**Exercise requirements**.
Reproduce each record below exactly as written.

○ ○ ○

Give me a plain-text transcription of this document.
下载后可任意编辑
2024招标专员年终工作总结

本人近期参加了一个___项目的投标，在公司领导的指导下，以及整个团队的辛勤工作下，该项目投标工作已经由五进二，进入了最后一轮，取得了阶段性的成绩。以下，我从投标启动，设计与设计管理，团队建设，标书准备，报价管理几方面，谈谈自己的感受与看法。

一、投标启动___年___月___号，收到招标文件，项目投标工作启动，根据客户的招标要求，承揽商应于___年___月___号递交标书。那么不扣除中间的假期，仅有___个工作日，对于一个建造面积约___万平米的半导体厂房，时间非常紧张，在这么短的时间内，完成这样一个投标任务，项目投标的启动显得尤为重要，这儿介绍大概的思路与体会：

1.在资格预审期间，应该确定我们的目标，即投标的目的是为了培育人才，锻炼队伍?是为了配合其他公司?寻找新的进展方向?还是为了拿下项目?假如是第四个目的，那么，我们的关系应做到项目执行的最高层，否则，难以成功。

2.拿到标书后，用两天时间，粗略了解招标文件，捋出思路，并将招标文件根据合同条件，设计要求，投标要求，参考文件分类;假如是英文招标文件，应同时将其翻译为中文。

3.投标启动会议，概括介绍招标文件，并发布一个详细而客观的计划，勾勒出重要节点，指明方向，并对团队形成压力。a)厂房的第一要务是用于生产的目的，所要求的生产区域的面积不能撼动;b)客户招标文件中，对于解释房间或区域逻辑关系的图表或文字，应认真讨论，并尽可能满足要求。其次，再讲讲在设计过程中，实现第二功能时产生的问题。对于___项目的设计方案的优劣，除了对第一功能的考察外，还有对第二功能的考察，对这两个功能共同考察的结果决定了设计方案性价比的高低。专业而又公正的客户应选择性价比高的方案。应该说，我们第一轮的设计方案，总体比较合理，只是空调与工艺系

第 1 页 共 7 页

○ ○ ○

**Answer to this exercise**.
Give me a plain-text transcription of this document.
下载后可任意编辑
2024招标专员年终工作总结

本人近期参加了一个___项目的投标，在公司领导的指导下，以及整个团队的辛勤工作下，该项目投标工作已经由五进二，进入了最后一轮，取得了阶段性的成绩。以下，我从投标启动，设计与设计管理，团队建设，标书准备，报价管理几方面，谈谈自己的感受与看法。

一、投标启动___年___月___号，收到招标文件，项目投标工作启动，根据客户的招标要求，承揽商应于___年___月___号递交标书。那么不扣除中间的假期，仅有___个工作日，对于一个建造面积约___万平米的半导体厂房，时间非常紧张，在这么短的时间内，完成这样一个投标任务，项目投标的启动显得尤为重要，这儿介绍大概的思路与体会：

1.在资格预审期间，应该确定我们的目标，即投标的目的是为了培育人才，锻炼队伍?是为了配合其他公司?寻找新的进展方向?还是为了拿下项目?假如是第四个目的，那么，我们的关系应做到项目执行的最高层，否则，难以成功。

2.拿到标书后，用两天时间，粗略了解招标文件，捋出思路，并将招标文件根据合同条件，设计要求，投标要求，参考文件分类;假如是英文招标文件，应同时将其翻译为中文。

3.投标启动会议，概括介绍招标文件，并发布一个详细而客观的计划，勾勒出重要节点，指明方向，并对团队形成压力。a)厂房的第一要务是用于生产的目的，所要求的生产区域的面积不能撼动;b)客户招标文件中，对于解释房间或区域逻辑关系的图表或文字，应认真讨论，并尽可能满足要求。其次，再讲讲在设计过程中，实现第二功能时产生的问题。对于___项目的设计方案的优劣，除了对第一功能的考察外，还有对第二功能的考察，对这两个功能共同考察的结果决定了设计方案性价比的高低。专业而又公正的客户应选择性价比高的方案。应该说，我们第一轮的设计方案，总体比较合理，只是空调与工艺系

第 1 页 共 7 页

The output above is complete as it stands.